**TEXT EXTRACT**
____________

The encoder plays a crucial role in learning meaningful representations of nodes in a graph. The encoder is a neural network component responsible for mapping nodes in the graph to low-dimensional vectors, often referred to as node embeddings. The encoder operates on the input graph data, which typically includes the graph structure (e.g., adjacency matrix or edge lists) and node features (e.g., attributes, properties, or contextual information associated with each node).

The encoder performs the following key tasks:

Feature Extraction: The encoder analyzes the input graph data and extracts relevant features from each node. This can involve processing node attributes, incorporating neighborhood information, and considering the global graph structure. The goal is to capture informative characteristics of the nodes that are indicative of their roles, relationships, or importance within the graph.
Non-linear Transformation: The encoder applies non-linear transformations to the extracted features, allowing for complex relationships and patterns in the graph to be captured. This can be achieved through the use of activation functions, such as ReLU (Rectified Linear Unit), which introduce non-linearities into the encoding process.
Embedding Generation: The encoder combines the transformed features to generate low-dimensional vector representations, known as node embeddings. These embeddings aim to capture essential information about each node in a compact and meaningful way. The encoder learns to map nodes to embeddings in a manner that maximizes the representation’s ability to capture relevant graph properties, such as connectivity patterns or community structures.
Latent Space Encoding: The encoder projects the node embeddings into a latent space, where nodes with similar properties or behaviors are expected to be close together. The latent space representation enables efficient comparisons, clustering, and downstream tasks that rely on similarity measures or dimensionality reduction techniques.

____________

[Records of labeled boxes]
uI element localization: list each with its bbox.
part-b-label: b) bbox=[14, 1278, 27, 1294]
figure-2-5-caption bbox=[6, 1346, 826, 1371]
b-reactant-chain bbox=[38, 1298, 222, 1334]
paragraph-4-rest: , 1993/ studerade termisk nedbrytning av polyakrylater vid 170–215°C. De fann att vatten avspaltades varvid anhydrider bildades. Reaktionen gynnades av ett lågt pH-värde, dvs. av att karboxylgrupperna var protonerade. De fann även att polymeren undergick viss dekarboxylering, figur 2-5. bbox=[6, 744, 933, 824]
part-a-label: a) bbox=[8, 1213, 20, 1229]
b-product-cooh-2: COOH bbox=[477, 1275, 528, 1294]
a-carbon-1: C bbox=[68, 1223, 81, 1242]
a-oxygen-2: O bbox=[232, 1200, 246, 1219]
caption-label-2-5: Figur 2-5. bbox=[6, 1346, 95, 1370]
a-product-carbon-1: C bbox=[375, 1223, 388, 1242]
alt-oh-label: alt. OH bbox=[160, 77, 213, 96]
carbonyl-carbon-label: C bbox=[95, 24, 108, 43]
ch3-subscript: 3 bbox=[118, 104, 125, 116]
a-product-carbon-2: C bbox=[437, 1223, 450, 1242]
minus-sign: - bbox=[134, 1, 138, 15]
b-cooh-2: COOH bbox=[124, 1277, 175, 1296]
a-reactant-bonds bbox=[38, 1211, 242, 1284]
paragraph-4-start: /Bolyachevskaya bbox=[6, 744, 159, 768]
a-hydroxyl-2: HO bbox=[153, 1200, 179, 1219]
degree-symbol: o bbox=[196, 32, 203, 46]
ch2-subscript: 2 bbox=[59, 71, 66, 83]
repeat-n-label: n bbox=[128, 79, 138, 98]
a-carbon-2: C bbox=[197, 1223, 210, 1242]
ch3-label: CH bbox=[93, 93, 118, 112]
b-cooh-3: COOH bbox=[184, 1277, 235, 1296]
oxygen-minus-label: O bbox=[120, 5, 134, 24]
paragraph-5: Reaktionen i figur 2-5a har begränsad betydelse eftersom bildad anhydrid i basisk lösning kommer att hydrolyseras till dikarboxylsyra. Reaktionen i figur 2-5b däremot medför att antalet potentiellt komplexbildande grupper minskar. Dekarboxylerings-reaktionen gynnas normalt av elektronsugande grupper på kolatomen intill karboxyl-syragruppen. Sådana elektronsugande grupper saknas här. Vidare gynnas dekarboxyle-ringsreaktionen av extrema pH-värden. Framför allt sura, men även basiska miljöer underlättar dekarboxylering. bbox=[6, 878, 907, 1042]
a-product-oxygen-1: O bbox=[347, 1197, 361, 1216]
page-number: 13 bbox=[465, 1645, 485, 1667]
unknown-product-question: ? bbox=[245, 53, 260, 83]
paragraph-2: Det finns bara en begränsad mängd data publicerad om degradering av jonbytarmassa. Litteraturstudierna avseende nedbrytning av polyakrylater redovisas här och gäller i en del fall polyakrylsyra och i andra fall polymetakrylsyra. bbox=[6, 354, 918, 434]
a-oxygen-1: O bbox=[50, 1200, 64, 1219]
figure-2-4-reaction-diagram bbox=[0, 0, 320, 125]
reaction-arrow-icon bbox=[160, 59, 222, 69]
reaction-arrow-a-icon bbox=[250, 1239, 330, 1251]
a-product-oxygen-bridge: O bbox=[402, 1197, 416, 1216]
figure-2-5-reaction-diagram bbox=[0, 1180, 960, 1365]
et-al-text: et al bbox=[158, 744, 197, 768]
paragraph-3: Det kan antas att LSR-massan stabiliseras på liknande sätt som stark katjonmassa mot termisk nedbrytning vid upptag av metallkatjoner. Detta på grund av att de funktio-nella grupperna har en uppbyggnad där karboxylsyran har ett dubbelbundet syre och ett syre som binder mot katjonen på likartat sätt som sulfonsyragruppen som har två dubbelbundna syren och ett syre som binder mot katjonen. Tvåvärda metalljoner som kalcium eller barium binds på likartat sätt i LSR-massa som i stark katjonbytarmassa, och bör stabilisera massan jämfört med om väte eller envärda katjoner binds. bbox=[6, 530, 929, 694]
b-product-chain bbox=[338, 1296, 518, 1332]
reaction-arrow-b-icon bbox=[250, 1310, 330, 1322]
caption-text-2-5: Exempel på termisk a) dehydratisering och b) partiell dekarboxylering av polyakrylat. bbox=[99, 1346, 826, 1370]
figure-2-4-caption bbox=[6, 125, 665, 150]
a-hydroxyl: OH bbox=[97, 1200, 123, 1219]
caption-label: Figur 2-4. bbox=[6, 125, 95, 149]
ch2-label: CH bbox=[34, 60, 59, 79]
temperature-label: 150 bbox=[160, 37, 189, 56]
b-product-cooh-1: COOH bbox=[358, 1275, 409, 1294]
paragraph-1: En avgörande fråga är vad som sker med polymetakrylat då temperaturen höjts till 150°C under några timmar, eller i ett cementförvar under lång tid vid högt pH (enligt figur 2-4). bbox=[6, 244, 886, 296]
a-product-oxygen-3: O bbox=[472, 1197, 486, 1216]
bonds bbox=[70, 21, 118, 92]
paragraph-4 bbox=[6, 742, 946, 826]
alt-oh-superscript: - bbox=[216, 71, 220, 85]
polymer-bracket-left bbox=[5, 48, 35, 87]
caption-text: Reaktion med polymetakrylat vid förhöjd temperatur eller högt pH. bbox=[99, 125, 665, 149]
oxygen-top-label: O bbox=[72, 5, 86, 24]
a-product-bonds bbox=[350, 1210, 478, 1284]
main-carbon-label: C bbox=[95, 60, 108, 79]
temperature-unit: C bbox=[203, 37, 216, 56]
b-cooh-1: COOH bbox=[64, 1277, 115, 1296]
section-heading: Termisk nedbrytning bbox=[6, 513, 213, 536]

____________

**TASK DESCRIPTION**
Carry the passage on graph encoders further, picking up after its final sentence. The lines are not required for anything here.

**OUTPUT OF THE TASK**
The Decoder

The role of the decoder is to reconstruct certain graph statistics from the node embedding that are generated by the encode. Given a Node embedding Z: Node embedding, the decoder needs to be able to decode this embedding back to the original node. In the case of link prediction, the decoder is a function that takes as input the node embedding z and outputs the set of neighbors OR it the graph adjacency matrix. While there are many ways of building decoders but the standard method to create a decoder is to define pairwise decoders. Pairwise decoders predict the relationship OR similarity between Pairs of nodes in the graph. So lets refer to this pairwise decoder just as decoder. The pair embeddings (Zu,Zv) are passed to the decoder which outputs the connection OR similarity between the two nodes. The goal is to optimize the encoder and decoder to minimize the reconstruction loss of that relationship. Formally define the decoder-encoder mathematical equation. dec(enc(u),enc(v)) = dec(Zu,Zv). This is approximately S[𝑢,𝑣] The above equation says that the decoder function should return the same result when it takes the encoder output of two nodes u and v as input or the node embedding of those two nodes as input.

Optimizing an encode-decoder model

The encode-decoder model can be optimized using different methods. The most common method is by using Reconstruction loss which is defined as how well the decode can predict the similarity between two nodes in the graph. In this case, the reconstruction loss L = S[𝑢,𝑣] — dec(enc(u),enc(v)) , Where 𝑆[𝑢,𝑣] ~ A[𝑢,𝑣]. The above equation says that the reconstruction loss is the difference between the actual similarity between the two nodes and the predicted similarity. To optimize the model, the goal is to minimize the reconstruction loss. `Whatever that similarity is` This depends on how you define the decoder. the loss function might be a mean-squared error or a classification loss such as cross entropy.

Factorization-Based approaches in Graphs.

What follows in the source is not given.